Aim of the exercise
Give the part that opens with the line containing "coupon-radio[interactable] xyxy=(449,338,463,352)" and closes with the line containing "coupon-expiry: 만료일: 2026년 3월 31일 23:59 xyxy=(491,390,629,401)" as a JSON list of strings, one string per line, skipping blank lines. Include nothing outside that span.

(Stored items)
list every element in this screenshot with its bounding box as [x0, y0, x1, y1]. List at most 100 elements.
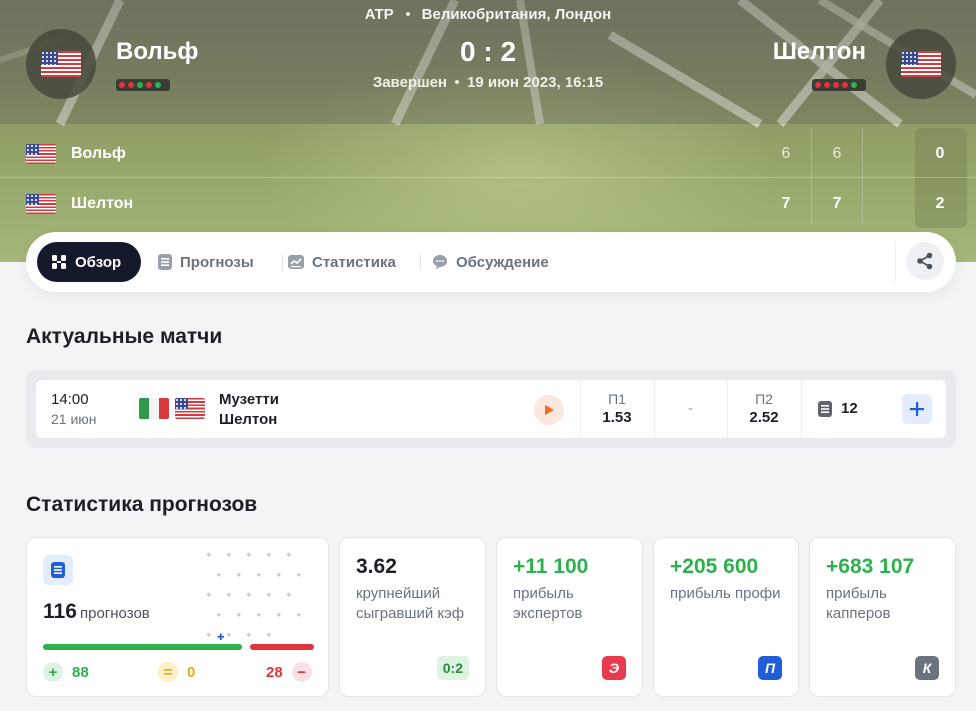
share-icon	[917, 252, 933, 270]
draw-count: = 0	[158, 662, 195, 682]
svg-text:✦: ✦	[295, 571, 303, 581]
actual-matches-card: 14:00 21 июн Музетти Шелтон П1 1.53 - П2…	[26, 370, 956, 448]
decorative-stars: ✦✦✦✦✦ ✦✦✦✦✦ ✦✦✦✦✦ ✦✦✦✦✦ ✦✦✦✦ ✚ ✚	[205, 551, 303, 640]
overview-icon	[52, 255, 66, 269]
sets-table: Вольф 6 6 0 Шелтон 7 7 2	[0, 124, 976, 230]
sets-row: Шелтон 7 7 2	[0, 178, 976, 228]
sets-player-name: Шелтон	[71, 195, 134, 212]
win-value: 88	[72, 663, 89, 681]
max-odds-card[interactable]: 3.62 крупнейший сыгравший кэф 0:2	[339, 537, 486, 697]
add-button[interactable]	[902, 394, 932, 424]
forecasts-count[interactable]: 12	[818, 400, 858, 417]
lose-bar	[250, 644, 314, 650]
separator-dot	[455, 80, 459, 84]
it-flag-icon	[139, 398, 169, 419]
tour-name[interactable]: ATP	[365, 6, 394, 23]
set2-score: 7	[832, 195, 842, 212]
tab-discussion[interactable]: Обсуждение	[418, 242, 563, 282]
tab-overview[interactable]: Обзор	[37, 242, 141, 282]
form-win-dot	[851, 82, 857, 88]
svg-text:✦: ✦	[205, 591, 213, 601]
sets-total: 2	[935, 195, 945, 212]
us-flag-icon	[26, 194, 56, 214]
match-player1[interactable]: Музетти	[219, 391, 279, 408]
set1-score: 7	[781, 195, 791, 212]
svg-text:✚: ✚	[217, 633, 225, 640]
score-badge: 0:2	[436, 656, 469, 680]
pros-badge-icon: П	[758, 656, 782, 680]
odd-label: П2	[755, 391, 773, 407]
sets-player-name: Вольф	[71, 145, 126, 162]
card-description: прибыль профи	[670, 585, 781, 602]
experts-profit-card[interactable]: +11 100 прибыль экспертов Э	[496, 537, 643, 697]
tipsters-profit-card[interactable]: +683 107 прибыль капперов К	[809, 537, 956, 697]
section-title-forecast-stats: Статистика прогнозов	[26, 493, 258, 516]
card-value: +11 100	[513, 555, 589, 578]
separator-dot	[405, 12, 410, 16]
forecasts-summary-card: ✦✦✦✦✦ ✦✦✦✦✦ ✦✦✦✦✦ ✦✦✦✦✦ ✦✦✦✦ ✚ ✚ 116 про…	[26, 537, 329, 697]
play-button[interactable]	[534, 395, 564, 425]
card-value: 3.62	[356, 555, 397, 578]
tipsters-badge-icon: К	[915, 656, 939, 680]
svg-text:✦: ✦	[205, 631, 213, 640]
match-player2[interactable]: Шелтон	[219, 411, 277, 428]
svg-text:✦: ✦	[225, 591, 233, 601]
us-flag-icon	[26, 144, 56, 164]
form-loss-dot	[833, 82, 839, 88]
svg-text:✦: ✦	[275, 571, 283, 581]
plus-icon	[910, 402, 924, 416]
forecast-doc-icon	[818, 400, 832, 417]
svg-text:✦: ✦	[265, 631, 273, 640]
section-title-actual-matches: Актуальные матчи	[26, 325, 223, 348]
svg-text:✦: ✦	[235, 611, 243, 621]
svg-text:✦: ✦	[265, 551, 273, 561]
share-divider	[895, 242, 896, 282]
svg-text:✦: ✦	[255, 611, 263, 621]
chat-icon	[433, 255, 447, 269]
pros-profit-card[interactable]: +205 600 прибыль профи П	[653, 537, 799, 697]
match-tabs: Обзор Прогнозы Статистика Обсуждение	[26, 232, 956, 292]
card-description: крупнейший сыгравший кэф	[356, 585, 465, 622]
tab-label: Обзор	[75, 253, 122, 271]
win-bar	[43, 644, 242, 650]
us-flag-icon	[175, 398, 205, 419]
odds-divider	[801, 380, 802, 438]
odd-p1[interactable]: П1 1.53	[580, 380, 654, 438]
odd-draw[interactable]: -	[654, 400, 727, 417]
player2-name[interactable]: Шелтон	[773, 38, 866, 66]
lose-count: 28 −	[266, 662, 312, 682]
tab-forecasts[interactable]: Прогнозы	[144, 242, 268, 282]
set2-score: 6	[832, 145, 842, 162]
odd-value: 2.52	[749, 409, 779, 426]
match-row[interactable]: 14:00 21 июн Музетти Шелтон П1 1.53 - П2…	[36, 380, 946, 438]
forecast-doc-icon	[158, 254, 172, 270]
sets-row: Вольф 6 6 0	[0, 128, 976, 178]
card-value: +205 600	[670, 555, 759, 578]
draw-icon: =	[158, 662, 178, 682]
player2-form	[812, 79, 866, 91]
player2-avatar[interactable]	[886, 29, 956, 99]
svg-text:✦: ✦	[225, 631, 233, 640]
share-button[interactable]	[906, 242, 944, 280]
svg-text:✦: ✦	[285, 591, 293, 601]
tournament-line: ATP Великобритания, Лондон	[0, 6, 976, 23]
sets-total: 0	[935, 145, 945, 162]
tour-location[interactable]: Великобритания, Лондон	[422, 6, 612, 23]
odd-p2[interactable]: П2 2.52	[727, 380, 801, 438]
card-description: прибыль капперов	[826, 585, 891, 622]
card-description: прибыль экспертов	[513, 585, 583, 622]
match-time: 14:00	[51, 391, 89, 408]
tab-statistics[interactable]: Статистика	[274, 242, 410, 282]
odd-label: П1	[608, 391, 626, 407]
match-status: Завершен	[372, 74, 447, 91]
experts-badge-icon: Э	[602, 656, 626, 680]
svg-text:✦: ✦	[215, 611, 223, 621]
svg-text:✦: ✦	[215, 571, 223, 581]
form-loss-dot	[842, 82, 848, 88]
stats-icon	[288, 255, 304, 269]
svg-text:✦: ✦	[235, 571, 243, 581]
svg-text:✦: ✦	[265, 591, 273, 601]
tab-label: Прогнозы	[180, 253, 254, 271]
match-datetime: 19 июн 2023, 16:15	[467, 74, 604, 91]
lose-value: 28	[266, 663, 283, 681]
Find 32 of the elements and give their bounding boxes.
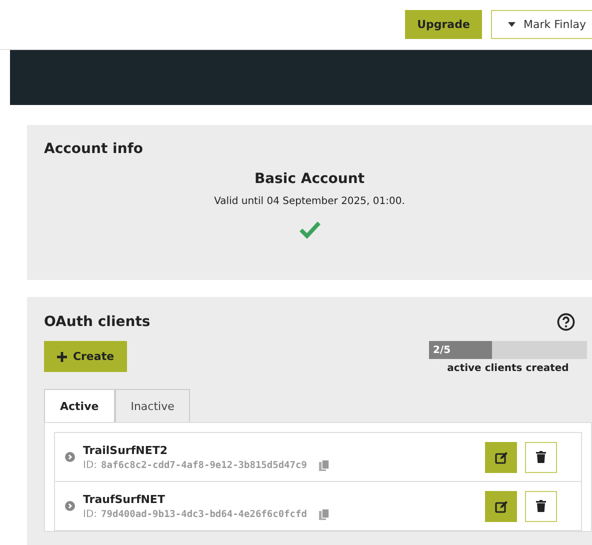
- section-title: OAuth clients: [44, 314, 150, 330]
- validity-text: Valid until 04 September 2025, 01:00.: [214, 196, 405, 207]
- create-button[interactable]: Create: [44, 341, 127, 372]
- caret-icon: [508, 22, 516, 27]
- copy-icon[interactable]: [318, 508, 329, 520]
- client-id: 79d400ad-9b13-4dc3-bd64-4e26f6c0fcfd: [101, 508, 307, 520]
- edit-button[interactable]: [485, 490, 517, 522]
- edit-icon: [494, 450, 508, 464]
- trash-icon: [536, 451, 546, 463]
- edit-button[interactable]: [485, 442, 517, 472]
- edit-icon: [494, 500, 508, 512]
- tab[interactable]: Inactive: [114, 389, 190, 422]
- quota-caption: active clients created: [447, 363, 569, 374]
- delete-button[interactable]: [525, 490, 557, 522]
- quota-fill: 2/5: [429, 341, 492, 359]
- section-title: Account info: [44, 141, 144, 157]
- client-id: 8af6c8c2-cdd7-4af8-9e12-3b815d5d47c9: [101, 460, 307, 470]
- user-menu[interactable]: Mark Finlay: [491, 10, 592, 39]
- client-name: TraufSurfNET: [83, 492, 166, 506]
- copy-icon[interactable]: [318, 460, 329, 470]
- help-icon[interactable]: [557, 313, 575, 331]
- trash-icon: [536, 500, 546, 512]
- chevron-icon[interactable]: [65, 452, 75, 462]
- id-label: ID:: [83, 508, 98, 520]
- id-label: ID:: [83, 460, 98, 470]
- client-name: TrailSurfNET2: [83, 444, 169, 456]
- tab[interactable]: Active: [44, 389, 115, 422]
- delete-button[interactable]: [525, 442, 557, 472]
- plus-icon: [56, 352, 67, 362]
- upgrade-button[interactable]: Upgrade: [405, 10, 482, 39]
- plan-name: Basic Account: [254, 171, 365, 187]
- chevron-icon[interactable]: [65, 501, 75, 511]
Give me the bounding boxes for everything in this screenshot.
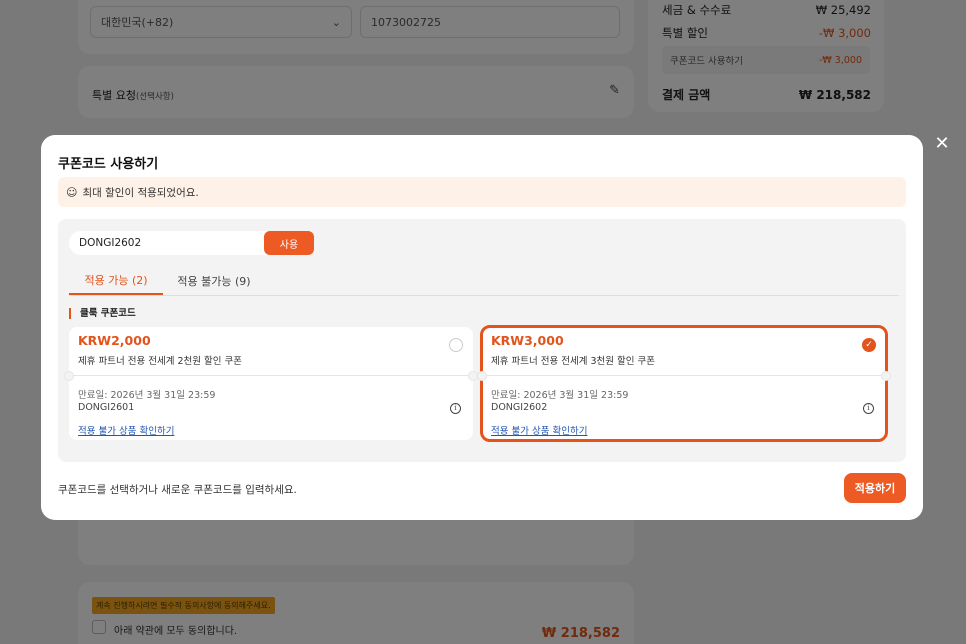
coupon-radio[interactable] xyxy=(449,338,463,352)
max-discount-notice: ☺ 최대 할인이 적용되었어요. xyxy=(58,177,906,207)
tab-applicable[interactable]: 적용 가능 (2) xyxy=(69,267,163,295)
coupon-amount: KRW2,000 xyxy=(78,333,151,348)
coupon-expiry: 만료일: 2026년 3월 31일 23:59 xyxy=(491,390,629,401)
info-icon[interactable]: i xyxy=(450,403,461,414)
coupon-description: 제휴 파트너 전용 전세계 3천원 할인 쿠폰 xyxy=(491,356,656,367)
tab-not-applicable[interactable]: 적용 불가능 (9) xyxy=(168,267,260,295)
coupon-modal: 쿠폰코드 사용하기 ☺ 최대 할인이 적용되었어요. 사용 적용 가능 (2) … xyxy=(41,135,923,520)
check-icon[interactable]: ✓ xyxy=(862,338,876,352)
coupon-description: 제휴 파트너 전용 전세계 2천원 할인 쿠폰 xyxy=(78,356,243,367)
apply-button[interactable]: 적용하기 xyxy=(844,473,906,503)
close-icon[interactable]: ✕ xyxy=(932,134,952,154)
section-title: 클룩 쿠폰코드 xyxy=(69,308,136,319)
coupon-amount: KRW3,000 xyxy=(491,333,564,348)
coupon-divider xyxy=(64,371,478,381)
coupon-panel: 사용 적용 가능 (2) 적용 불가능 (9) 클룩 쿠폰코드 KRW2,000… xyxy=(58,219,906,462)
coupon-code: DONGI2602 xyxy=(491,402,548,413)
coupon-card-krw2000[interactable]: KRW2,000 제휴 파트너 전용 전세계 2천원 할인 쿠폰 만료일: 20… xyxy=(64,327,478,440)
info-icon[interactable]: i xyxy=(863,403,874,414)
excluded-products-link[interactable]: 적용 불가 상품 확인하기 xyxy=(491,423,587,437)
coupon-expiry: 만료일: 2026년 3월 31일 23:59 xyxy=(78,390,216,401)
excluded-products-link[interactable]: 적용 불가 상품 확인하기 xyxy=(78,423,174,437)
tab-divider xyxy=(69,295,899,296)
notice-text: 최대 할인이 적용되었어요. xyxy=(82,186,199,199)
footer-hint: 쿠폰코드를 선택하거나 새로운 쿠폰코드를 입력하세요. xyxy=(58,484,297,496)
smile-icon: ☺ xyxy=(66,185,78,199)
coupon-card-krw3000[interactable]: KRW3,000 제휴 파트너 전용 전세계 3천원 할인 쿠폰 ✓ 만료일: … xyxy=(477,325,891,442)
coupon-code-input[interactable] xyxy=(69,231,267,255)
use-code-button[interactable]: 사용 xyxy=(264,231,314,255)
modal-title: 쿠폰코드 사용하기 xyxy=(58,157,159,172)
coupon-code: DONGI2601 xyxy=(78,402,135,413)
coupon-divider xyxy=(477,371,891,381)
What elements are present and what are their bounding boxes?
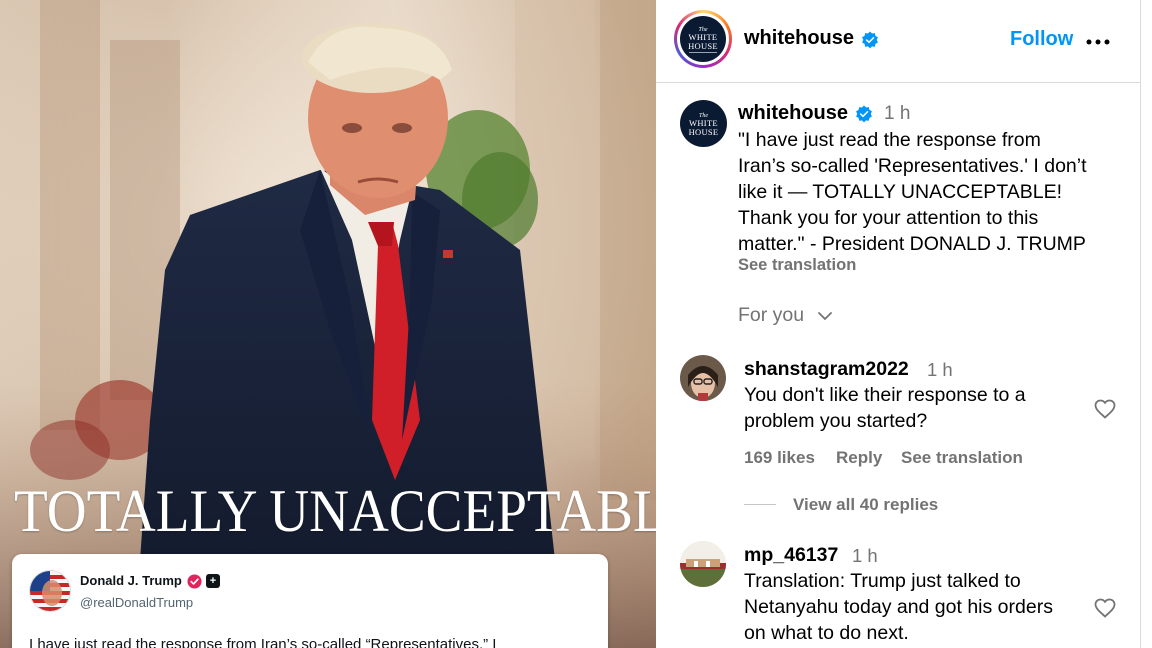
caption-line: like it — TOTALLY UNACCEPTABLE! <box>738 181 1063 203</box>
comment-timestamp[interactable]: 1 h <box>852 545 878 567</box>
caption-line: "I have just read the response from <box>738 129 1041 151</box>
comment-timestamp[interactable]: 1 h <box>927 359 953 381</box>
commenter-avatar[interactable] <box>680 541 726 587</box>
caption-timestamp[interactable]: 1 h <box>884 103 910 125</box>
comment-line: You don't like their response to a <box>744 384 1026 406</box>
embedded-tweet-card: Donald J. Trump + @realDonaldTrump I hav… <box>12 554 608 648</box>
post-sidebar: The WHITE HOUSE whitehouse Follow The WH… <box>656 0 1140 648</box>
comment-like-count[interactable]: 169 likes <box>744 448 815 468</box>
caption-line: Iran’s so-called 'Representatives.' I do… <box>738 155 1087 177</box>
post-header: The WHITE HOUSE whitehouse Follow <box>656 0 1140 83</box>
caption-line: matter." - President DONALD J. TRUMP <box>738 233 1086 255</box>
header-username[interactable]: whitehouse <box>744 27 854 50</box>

Exercise response
[
  "coupon-radio[interactable] xyxy=(449,338,463,352)",
  "max-discount-notice: ☺ 최대 할인이 적용되었어요. xyxy=(58,177,906,207)",
  "tab-applicable[interactable]: 적용 가능 (2) xyxy=(69,267,163,295)",
  "coupon-amount: KRW2,000 xyxy=(78,333,151,348)",
  "coupon-expiry: 만료일: 2026년 3월 31일 23:59 xyxy=(491,390,629,401)"
]